**Work to do:** Copy out each line below exactly as it appears.
# Entries provided start
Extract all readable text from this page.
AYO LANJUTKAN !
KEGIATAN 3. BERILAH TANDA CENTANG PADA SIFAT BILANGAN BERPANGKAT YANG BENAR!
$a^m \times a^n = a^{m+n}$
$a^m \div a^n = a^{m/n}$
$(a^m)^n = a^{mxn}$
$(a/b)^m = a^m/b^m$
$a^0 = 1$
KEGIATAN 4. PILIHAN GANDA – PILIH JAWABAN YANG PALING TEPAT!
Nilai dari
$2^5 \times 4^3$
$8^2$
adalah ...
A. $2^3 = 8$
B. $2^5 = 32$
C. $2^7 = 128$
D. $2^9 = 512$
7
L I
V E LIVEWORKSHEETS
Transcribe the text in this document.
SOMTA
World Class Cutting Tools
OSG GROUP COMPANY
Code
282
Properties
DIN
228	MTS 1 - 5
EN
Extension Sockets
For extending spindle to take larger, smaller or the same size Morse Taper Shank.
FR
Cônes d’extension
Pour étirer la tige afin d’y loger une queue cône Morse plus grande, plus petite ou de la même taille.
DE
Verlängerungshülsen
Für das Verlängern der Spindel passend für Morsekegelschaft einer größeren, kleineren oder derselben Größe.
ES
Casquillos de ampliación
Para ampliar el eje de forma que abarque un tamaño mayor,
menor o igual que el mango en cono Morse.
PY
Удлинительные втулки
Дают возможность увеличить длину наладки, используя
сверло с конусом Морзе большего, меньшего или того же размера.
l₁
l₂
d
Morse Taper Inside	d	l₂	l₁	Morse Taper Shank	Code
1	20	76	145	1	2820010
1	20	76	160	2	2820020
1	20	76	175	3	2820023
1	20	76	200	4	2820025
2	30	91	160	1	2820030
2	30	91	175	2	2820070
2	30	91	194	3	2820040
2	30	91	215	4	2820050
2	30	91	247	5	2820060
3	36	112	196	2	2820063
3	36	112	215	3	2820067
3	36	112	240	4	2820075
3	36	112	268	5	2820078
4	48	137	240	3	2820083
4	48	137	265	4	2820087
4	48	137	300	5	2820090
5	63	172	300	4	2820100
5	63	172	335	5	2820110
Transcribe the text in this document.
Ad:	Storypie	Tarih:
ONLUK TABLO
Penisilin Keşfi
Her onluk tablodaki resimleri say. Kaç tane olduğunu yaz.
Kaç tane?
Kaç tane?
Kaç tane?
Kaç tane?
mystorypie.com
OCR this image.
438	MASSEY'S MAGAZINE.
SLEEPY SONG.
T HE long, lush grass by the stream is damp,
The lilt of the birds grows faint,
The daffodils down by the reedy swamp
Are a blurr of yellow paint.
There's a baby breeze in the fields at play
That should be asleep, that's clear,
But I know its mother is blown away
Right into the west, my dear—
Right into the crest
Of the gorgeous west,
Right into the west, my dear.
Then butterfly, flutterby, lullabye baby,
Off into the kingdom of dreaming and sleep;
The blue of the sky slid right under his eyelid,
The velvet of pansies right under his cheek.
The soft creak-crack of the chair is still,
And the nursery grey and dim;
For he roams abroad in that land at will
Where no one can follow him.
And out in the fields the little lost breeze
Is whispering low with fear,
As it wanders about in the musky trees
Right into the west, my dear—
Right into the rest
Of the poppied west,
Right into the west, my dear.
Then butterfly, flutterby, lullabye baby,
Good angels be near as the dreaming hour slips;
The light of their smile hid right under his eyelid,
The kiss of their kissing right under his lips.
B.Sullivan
# Entries provided end
**In response:**
Extract all readable text from this page.
AYO LANJUTKAN !
KEGIATAN 3. BERILAH TANDA CENTANG PADA SIFAT BILANGAN BERPANGKAT YANG BENAR!
$a^m \times a^n = a^{m+n}$
$a^m \div a^n = a^{m/n}$
$(a^m)^n = a^{mxn}$
$(a/b)^m = a^m/b^m$
$a^0 = 1$
KEGIATAN 4. PILIHAN GANDA – PILIH JAWABAN YANG PALING TEPAT!
Nilai dari
$2^5 \times 4^3$
$8^2$
adalah ...
A. $2^3 = 8$
B. $2^5 = 32$
C. $2^7 = 128$
D. $2^9 = 512$
7
L I
V E LIVEWORKSHEETS
Transcribe the text in this document.
SOMTA
World Class Cutting Tools
OSG GROUP COMPANY
Code
282
Properties
DIN
228	MTS 1 - 5
EN
Extension Sockets
For extending spindle to take larger, smaller or the same size Morse Taper Shank.
FR
Cônes d’extension
Pour étirer la tige afin d’y loger une queue cône Morse plus grande, plus petite ou de la même taille.
DE
Verlängerungshülsen
Für das Verlängern der Spindel passend für Morsekegelschaft einer größeren, kleineren oder derselben Größe.
ES
Casquillos de ampliación
Para ampliar el eje de forma que abarque un tamaño mayor,
menor o igual que el mango en cono Morse.
PY
Удлинительные втулки
Дают возможность увеличить длину наладки, используя
сверло с конусом Морзе большего, меньшего или того же размера.
l₁
l₂
d
Morse Taper Inside	d	l₂	l₁	Morse Taper Shank	Code
1	20	76	145	1	2820010
1	20	76	160	2	2820020
1	20	76	175	3	2820023
1	20	76	200	4	2820025
2	30	91	160	1	2820030
2	30	91	175	2	2820070
2	30	91	194	3	2820040
2	30	91	215	4	2820050
2	30	91	247	5	2820060
3	36	112	196	2	2820063
3	36	112	215	3	2820067
3	36	112	240	4	2820075
3	36	112	268	5	2820078
4	48	137	240	3	2820083
4	48	137	265	4	2820087
4	48	137	300	5	2820090
5	63	172	300	4	2820100
5	63	172	335	5	2820110
Transcribe the text in this document.
Ad:	Storypie	Tarih:
ONLUK TABLO
Penisilin Keşfi
Her onluk tablodaki resimleri say. Kaç tane olduğunu yaz.
Kaç tane?
Kaç tane?
Kaç tane?
Kaç tane?
mystorypie.com
OCR this image.
438	MASSEY'S MAGAZINE.
SLEEPY SONG.
T HE long, lush grass by the stream is damp,
The lilt of the birds grows faint,
The daffodils down by the reedy swamp
Are a blurr of yellow paint.
There's a baby breeze in the fields at play
That should be asleep, that's clear,
But I know its mother is blown away
Right into the west, my dear—
Right into the crest
Of the gorgeous west,
Right into the west, my dear.
Then butterfly, flutterby, lullabye baby,
Off into the kingdom of dreaming and sleep;
The blue of the sky slid right under his eyelid,
The velvet of pansies right under his cheek.
The soft creak-crack of the chair is still,
And the nursery grey and dim;
For he roams abroad in that land at will
Where no one can follow him.
And out in the fields the little lost breeze
Is whispering low with fear,
As it wanders about in the musky trees
Right into the west, my dear—
Right into the rest
Of the poppied west,
Right into the west, my dear.
Then butterfly, flutterby, lullabye baby,
Good angels be near as the dreaming hour slips;
The light of their smile hid right under his eyelid,
The kiss of their kissing right under his lips.
B.Sullivan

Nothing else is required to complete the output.